▶ [Material provided]
━━━━

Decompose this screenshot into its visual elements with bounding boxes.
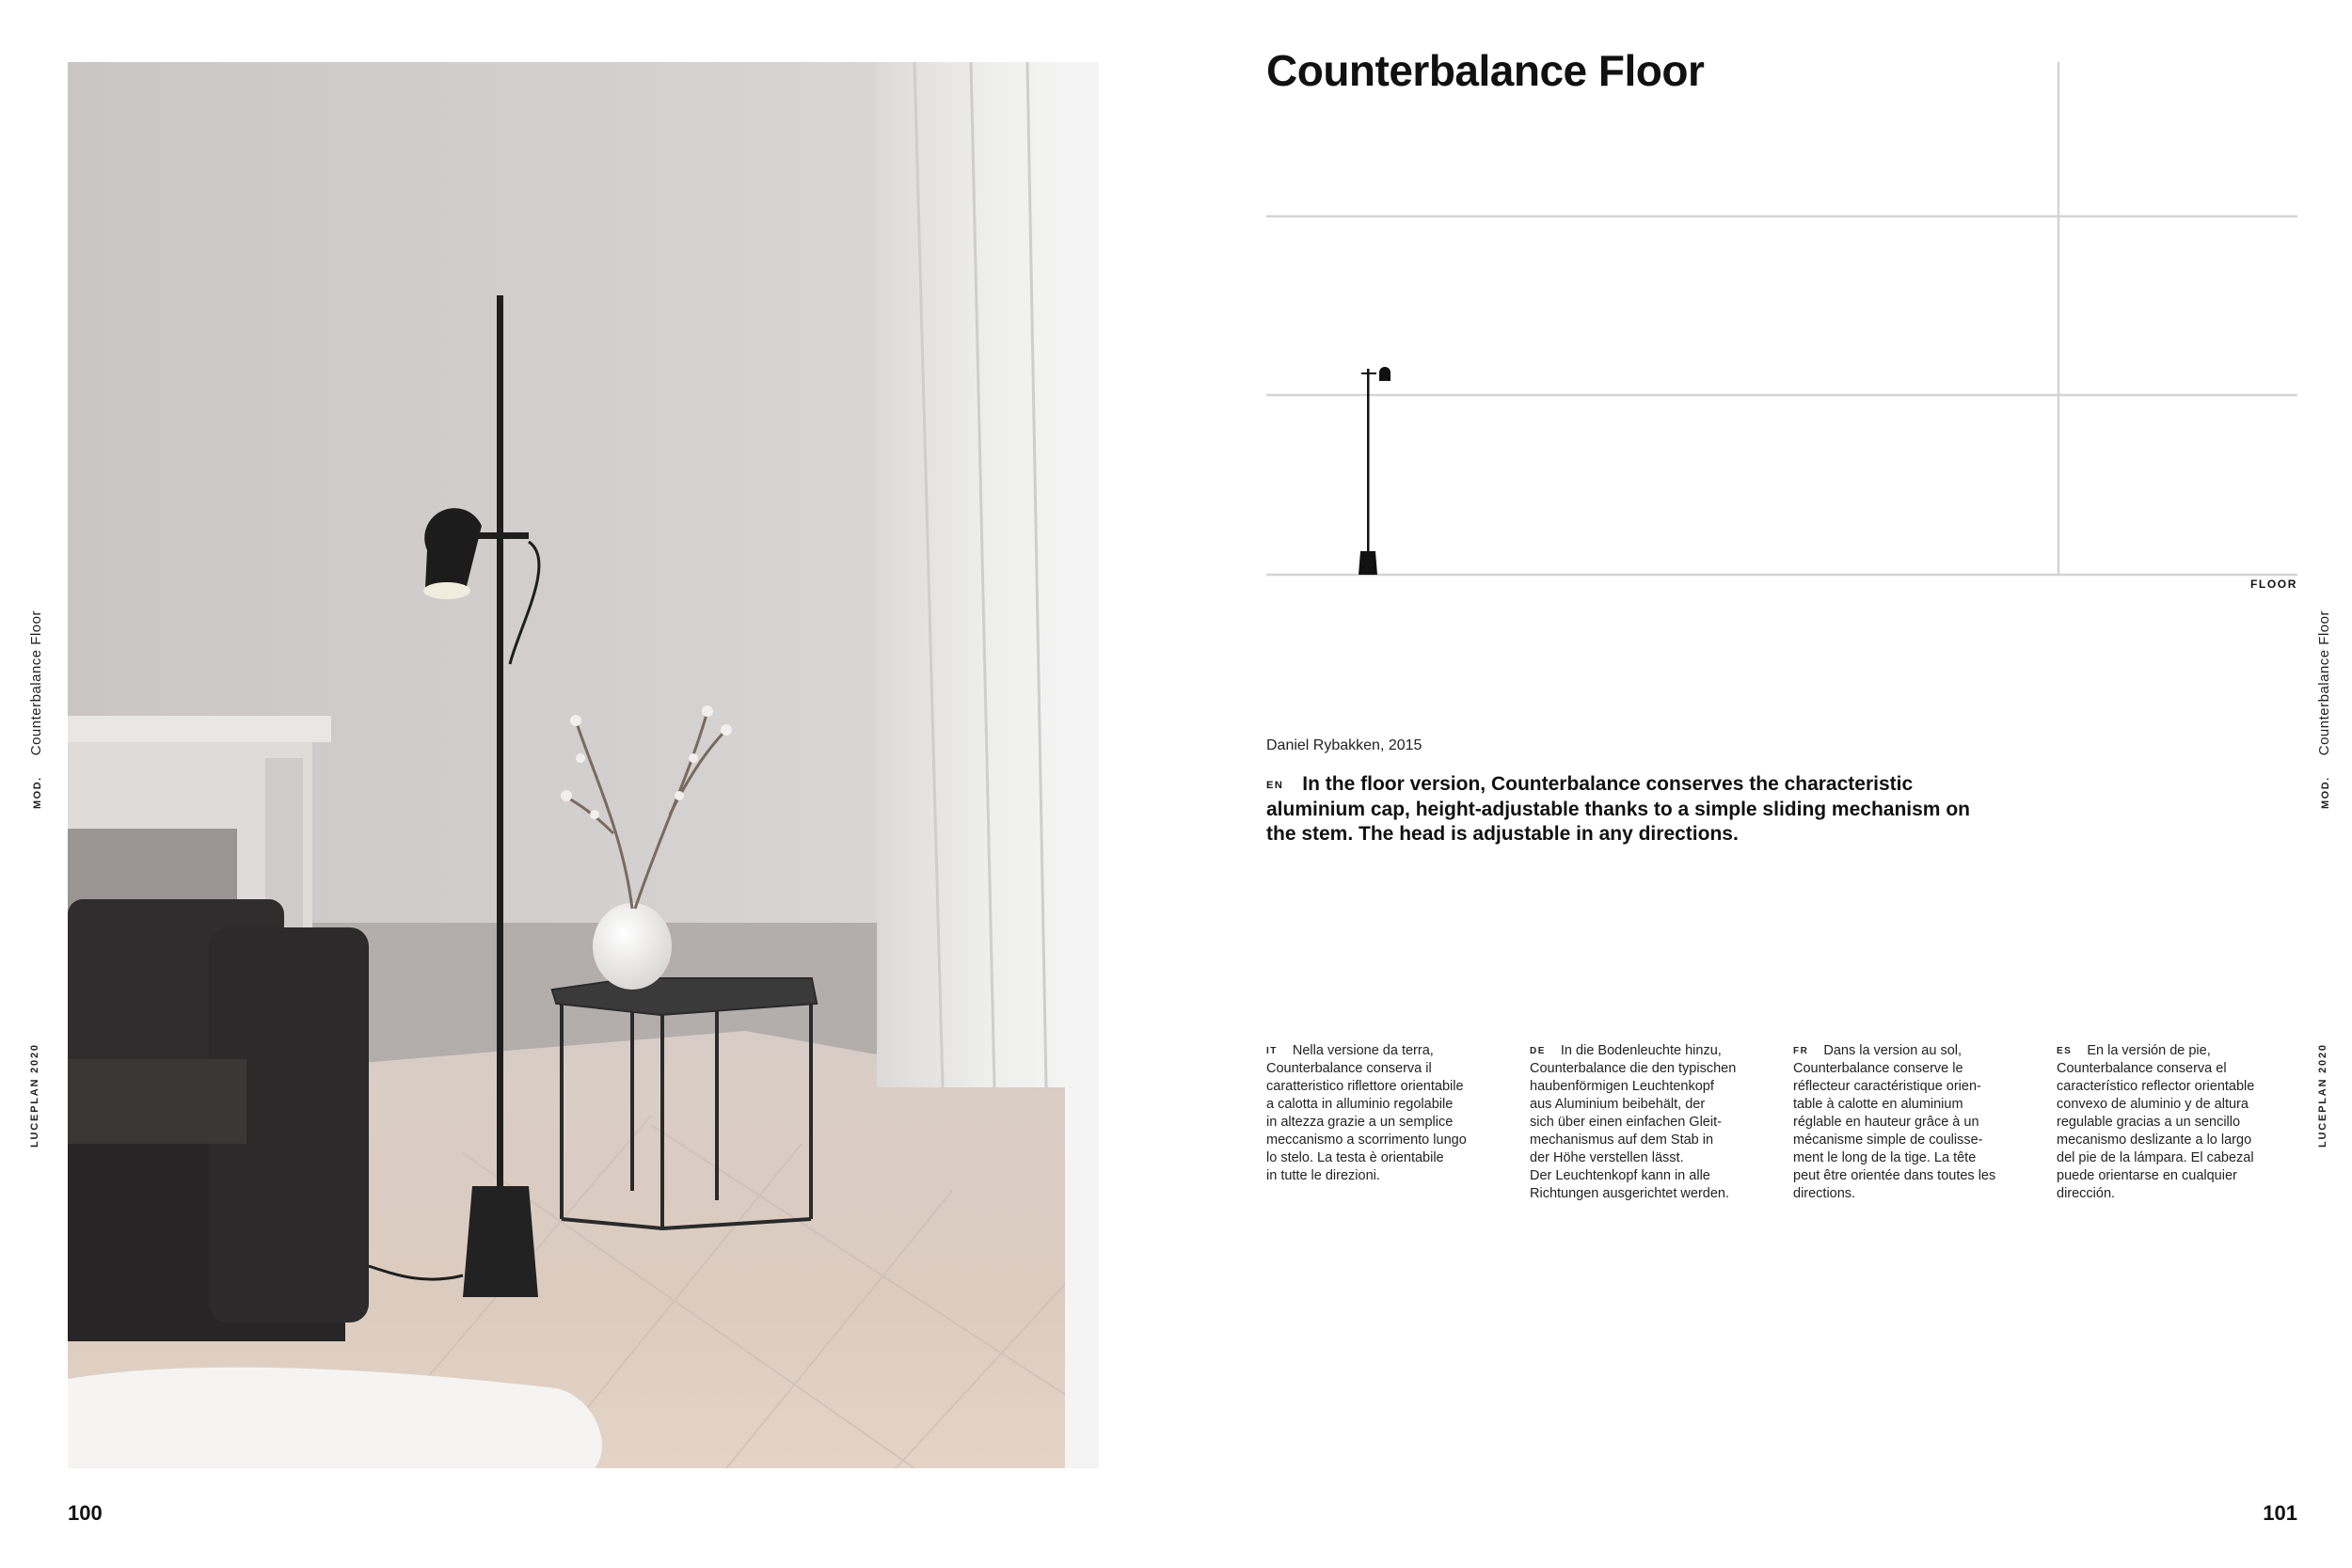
dimension-drawing	[1266, 62, 2297, 589]
lamp-silhouette-icon	[1359, 367, 1391, 575]
designer-credit: Daniel Rybakken, 2015	[1266, 737, 1422, 753]
left-side-label-mod: MOD.	[32, 776, 43, 809]
product-photo	[68, 62, 1099, 1468]
description-de-text: In die Bodenleuchte hinzu, Counterbalance die den typischen haubenförmigen Leuchtenkopf aus Aluminium beibehält, der sich über einen einfachen Gleit- mechanismus auf dem Stab in der Höhe verstellen lässt. Der Leuchtenkopf kann in alle Richtungen ausgerichtet werden.	[1530, 1043, 1737, 1201]
lang-code-de: DE	[1530, 1046, 1546, 1056]
page-title: Counterbalance Floor	[1266, 46, 1705, 95]
description-fr-text: Dans la version au sol, Counterbalance conserve le réflecteur caractéristique orien- table à calotte en aluminium réglable en hauteur grâce à un mécanisme simple de coulisse- ment le long de la tige. La tête peut être orientée dans toutes les directions.	[1793, 1043, 1996, 1201]
left-page-number: 100	[68, 1501, 103, 1525]
right-side-label-product: MOD.Counterbalance Floor	[2316, 610, 2332, 809]
description-en-text: In the floor version, Counterbalance conserves the characteristic aluminium cap, height-adjustable thanks to a simple sliding mechanism on the stem. The head is adjustable in any directions.	[1266, 773, 1970, 845]
right-side-label-brand: LUCEPLAN 2020	[2317, 1043, 2328, 1148]
description-es	[2057, 1042, 2303, 1203]
lang-code-en: EN	[1266, 780, 1284, 791]
description-de	[1530, 1042, 1776, 1203]
description-it-text: Nella versione da terra, Counterbalance conserva il caratteristico riflettore orientabile a calotta in alluminio regolabile in altezza grazie a un semplice meccanismo a scorrimento lungo lo stelo. La testa è orientabile in tutte le direzioni.	[1266, 1043, 1467, 1183]
right-page-number: 101	[2263, 1501, 2297, 1525]
lang-code-es: ES	[2057, 1046, 2073, 1056]
right-side-label-mod: MOD.	[2320, 776, 2331, 809]
left-side-label-brand: LUCEPLAN 2020	[29, 1043, 40, 1148]
left-side-label-product: MOD.Counterbalance Floor	[28, 610, 44, 809]
drawing-label-floor: FLOOR	[2250, 578, 2297, 591]
description-it	[1266, 1042, 1513, 1185]
description-fr	[1793, 1042, 2040, 1203]
lang-code-fr: FR	[1793, 1046, 1809, 1056]
lang-code-it: IT	[1266, 1046, 1278, 1056]
description-en	[1266, 772, 2000, 847]
description-es-text: En la versión de pie, Counterbalance conserva el característico reflector orientable convexo de aluminio y de altura regulable gracias a un sencillo mecanismo deslizante a lo largo del pie de la lámpara. El cabezal puede orientarse en cualquier dirección.	[2057, 1043, 2255, 1201]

━━━━

▶ [What you are asked to do] Update the part that opens with the line containing "62, 2297, 589]" and closes with the line containing "610, 2332, 809]", replacing "designer-credit" with "designer-name" and leaving everything else unchanged. Return only those lines.

▶ [Right answer]
dimension-drawing	[1266, 62, 2297, 589]
lamp-silhouette-icon	[1359, 367, 1391, 575]
designer-name: Daniel Rybakken, 2015	[1266, 737, 1422, 753]
left-side-label-mod: MOD.	[32, 776, 43, 809]
product-photo	[68, 62, 1099, 1468]
description-de-text: In die Bodenleuchte hinzu, Counterbalance die den typischen haubenförmigen Leuchtenkopf aus Aluminium beibehält, der sich über einen einfachen Gleit- mechanismus auf dem Stab in der Höhe verstellen lässt. Der Leuchtenkopf kann in alle Richtungen ausgerichtet werden.	[1530, 1043, 1737, 1201]
lang-code-de: DE	[1530, 1046, 1546, 1056]
page-title: Counterbalance Floor	[1266, 46, 1705, 95]
description-fr-text: Dans la version au sol, Counterbalance conserve le réflecteur caractéristique orien- table à calotte en aluminium réglable en hauteur grâce à un mécanisme simple de coulisse- ment le long de la tige. La tête peut être orientée dans toutes les directions.	[1793, 1043, 1996, 1201]
left-page-number: 100	[68, 1501, 103, 1525]
right-side-label-product: MOD.Counterbalance Floor	[2316, 610, 2332, 809]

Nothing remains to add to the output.